* **Raw records**:
-*-
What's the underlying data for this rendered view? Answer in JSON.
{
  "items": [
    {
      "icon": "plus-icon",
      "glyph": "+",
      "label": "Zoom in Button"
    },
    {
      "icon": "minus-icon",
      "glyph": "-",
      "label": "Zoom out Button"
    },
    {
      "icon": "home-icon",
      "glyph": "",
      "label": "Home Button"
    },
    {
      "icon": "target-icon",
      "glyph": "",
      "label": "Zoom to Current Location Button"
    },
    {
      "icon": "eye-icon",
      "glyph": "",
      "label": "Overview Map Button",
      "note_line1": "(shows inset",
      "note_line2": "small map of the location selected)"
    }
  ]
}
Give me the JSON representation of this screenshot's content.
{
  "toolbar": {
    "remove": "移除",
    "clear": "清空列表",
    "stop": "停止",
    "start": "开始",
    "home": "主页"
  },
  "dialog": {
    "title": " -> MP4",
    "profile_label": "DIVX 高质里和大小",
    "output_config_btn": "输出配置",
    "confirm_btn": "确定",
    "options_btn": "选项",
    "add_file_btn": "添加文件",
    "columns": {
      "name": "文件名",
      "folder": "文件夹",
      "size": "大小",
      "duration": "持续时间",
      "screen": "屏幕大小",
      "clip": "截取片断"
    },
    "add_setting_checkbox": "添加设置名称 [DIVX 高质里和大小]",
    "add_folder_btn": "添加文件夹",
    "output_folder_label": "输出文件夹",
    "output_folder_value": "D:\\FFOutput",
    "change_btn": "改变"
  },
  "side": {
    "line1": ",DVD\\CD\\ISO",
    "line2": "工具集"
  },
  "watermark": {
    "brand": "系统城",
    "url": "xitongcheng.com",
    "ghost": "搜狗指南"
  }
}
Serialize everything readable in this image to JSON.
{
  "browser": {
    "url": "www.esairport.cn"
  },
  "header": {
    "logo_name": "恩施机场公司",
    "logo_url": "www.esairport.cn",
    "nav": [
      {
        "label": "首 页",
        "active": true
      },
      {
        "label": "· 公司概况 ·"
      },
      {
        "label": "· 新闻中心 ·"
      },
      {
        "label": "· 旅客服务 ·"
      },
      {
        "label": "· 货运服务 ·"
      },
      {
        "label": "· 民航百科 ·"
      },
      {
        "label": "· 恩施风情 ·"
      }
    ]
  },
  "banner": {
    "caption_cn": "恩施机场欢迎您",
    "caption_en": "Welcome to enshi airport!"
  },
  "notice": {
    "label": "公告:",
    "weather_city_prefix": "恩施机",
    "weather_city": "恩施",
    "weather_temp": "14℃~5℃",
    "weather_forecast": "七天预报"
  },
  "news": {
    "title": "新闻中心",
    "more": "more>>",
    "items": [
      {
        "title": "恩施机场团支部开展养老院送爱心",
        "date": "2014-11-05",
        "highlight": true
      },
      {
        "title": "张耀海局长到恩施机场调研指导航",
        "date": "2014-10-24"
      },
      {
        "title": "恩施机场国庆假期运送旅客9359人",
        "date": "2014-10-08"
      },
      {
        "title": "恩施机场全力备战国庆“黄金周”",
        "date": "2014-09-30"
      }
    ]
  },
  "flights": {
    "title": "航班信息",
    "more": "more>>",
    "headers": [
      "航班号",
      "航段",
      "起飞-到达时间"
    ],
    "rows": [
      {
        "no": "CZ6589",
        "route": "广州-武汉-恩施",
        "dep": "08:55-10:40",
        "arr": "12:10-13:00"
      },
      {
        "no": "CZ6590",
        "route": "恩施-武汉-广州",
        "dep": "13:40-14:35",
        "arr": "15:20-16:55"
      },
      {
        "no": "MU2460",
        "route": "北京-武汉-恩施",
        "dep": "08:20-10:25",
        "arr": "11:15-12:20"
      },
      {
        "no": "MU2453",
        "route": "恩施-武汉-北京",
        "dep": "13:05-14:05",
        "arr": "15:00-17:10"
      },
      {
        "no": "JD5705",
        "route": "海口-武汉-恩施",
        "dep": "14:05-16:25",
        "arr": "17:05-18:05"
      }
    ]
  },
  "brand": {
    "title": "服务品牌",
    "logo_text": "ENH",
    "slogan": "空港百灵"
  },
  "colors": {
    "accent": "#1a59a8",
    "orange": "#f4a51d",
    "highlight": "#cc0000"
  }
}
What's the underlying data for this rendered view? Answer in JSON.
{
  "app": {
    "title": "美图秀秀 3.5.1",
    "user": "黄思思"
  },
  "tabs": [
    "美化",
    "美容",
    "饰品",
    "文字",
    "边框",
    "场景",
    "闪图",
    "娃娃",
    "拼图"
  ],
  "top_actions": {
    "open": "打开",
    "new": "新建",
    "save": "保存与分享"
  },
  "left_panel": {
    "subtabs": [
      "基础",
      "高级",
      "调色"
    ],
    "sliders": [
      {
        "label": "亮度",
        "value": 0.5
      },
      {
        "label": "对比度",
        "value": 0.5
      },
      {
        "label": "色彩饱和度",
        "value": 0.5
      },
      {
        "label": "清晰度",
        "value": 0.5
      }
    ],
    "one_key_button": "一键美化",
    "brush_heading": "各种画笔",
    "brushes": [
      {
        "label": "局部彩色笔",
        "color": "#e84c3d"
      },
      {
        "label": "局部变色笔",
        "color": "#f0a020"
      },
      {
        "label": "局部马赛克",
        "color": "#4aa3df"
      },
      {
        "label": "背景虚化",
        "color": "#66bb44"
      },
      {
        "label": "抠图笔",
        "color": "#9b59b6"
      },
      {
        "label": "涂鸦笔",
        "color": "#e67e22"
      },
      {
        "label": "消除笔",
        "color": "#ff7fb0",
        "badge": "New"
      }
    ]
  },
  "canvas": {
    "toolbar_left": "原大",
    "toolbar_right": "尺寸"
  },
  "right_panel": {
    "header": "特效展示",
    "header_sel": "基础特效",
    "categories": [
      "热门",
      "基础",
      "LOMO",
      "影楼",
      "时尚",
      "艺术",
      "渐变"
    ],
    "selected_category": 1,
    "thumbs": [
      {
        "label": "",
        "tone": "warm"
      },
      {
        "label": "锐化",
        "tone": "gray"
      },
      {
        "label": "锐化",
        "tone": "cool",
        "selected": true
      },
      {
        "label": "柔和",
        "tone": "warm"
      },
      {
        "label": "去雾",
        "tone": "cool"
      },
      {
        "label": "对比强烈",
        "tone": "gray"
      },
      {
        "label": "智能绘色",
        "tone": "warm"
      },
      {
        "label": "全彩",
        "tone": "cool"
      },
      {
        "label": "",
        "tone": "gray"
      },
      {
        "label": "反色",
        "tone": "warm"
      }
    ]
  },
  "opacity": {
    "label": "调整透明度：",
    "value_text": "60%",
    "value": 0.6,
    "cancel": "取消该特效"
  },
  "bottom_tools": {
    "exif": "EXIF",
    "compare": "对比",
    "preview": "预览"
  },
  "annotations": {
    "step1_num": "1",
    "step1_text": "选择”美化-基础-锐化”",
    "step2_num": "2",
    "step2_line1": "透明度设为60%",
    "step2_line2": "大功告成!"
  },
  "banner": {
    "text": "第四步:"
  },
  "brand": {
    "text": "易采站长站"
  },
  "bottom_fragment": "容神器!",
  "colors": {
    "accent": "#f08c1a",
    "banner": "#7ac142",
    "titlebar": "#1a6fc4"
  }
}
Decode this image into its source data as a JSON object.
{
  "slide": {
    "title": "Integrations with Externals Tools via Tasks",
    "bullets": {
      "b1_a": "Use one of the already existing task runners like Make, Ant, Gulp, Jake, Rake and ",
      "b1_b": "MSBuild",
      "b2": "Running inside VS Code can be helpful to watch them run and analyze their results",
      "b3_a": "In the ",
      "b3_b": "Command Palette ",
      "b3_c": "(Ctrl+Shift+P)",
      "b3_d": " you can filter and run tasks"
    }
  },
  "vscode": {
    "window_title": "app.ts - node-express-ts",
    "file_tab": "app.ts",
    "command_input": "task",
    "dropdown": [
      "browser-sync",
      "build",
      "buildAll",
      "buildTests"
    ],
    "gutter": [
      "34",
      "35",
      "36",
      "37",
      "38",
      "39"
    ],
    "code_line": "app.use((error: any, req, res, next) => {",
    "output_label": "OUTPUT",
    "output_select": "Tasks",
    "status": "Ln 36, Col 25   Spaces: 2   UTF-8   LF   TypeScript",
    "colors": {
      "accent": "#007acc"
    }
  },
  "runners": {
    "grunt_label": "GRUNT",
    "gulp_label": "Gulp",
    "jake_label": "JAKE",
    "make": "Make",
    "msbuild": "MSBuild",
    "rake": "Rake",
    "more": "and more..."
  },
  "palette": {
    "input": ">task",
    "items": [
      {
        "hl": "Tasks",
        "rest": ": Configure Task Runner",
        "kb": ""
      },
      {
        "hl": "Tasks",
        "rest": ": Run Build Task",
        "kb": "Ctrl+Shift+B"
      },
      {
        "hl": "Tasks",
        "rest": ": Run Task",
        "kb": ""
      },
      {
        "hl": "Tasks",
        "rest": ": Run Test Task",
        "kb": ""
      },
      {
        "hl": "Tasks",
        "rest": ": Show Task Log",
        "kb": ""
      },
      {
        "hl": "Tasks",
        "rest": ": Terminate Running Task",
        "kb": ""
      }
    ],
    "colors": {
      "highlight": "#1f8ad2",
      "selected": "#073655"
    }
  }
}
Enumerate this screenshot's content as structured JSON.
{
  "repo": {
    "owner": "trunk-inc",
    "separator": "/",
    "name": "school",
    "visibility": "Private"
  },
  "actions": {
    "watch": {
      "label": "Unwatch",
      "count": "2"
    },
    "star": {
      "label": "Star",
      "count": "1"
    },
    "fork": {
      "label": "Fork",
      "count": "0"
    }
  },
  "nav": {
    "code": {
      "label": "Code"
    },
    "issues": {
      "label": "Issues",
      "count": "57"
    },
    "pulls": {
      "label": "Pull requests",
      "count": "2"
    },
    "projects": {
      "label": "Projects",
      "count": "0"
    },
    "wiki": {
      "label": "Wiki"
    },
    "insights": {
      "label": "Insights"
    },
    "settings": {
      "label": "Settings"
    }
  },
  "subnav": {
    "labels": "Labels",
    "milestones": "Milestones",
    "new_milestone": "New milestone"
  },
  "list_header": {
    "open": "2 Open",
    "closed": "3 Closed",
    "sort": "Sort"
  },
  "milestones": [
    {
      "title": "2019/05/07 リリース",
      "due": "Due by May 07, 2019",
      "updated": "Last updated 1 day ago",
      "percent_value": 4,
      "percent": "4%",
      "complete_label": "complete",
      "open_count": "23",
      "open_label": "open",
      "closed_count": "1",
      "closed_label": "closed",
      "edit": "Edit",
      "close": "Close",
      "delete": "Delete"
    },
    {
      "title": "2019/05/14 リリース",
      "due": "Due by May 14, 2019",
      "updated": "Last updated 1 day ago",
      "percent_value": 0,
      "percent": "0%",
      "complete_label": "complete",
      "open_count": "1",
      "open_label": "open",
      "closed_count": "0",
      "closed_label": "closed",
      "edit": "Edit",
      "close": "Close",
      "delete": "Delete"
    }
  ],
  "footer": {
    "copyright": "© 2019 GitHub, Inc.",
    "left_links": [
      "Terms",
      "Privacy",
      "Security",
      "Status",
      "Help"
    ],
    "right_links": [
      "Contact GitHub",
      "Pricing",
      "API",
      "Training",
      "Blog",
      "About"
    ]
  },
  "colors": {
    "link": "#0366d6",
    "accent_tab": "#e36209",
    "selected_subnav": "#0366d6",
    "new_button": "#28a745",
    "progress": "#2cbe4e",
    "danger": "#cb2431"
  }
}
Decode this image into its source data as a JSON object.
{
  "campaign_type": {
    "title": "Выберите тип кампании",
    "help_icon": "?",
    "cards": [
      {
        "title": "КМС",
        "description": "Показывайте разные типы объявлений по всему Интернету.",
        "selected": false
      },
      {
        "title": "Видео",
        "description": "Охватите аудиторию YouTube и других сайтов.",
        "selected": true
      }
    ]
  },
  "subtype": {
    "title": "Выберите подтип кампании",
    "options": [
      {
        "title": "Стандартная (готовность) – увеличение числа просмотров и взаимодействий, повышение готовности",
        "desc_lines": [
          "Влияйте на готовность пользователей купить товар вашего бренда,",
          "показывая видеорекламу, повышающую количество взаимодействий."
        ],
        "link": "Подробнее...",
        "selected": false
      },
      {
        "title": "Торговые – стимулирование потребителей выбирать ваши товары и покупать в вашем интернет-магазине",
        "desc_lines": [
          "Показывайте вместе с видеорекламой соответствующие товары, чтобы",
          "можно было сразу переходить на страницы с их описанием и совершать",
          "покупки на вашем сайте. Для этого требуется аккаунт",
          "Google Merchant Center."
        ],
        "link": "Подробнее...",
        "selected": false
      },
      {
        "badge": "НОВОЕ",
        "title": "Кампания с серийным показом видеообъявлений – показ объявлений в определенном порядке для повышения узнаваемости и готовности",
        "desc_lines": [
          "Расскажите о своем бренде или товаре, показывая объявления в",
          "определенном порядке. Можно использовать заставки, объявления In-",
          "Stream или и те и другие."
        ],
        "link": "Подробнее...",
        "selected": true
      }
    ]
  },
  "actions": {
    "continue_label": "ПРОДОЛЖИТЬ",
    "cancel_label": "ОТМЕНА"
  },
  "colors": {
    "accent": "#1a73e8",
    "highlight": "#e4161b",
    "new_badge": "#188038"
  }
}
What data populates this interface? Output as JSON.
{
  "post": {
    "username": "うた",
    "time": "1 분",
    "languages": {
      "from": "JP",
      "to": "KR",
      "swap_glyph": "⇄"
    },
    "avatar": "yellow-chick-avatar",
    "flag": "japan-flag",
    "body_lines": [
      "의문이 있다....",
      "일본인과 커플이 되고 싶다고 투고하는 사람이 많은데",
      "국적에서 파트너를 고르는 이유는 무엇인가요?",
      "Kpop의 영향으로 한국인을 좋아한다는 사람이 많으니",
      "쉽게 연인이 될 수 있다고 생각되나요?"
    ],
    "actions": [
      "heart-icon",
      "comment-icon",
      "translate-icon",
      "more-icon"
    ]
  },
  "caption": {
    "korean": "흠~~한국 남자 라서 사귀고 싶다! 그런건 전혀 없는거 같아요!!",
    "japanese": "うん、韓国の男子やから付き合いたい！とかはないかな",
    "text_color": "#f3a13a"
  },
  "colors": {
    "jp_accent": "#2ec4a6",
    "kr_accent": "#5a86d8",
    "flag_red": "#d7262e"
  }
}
-*-
Starting from the line with "What data populates" and ending with the final line of the data, quote every line exactly, both ends included.

* **Answer for this exercise**:
What data populates this interface? Output as JSON.
{
  "post": {
    "username": "うた",
    "time": "1 분",
    "languages": {
      "from": "JP",
      "to": "KR",
      "swap_glyph": "⇄"
    },
    "avatar": "yellow-chick-avatar",
    "flag": "japan-flag",
    "body_lines": [
      "의문이 있다....",
      "일본인과 커플이 되고 싶다고 투고하는 사람이 많은데",
      "국적에서 파트너를 고르는 이유는 무엇인가요?",
      "Kpop의 영향으로 한국인을 좋아한다는 사람이 많으니",
      "쉽게 연인이 될 수 있다고 생각되나요?"
    ],
    "actions": [
      "heart-icon",
      "comment-icon",
      "translate-icon",
      "more-icon"
    ]
  },
  "caption": {
    "korean": "흠~~한국 남자 라서 사귀고 싶다! 그런건 전혀 없는거 같아요!!",
    "japanese": "うん、韓国の男子やから付き合いたい！とかはないかな",
    "text_color": "#f3a13a"
  },
  "colors": {
    "jp_accent": "#2ec4a6",
    "kr_accent": "#5a86d8",
    "flag_red": "#d7262e"
  }
}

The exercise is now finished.